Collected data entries
==========

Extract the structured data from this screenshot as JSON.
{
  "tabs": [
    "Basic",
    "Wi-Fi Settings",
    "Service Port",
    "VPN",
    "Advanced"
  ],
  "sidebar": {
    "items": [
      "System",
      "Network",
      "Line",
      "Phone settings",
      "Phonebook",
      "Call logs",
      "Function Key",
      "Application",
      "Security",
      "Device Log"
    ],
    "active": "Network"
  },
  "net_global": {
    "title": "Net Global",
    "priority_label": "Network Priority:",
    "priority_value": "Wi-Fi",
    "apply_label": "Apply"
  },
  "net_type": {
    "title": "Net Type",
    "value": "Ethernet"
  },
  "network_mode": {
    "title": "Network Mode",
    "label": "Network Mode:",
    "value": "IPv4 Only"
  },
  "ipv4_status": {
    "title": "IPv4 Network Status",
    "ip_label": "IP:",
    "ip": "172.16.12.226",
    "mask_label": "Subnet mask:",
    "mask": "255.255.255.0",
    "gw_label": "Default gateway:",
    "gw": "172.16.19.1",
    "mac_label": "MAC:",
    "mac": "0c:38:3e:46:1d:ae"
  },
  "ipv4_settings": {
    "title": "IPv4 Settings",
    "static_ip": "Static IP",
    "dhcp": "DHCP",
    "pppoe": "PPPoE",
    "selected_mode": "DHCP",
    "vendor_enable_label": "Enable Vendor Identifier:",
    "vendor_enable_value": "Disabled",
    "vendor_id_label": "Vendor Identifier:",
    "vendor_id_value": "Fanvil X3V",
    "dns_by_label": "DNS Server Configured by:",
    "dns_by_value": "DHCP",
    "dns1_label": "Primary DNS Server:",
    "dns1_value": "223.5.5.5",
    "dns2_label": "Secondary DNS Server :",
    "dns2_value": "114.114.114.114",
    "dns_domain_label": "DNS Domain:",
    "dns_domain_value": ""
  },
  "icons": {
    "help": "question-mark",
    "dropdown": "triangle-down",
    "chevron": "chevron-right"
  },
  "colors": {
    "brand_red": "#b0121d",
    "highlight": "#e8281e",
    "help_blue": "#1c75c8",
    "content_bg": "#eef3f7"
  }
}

==========

#### [To do]
Scan the material above. Copy each line where "Identifier" occurs.

#### [Full answer]
    "vendor_enable_label": "Enable Vendor Identifier:",
    "vendor_id_label": "Vendor Identifier:",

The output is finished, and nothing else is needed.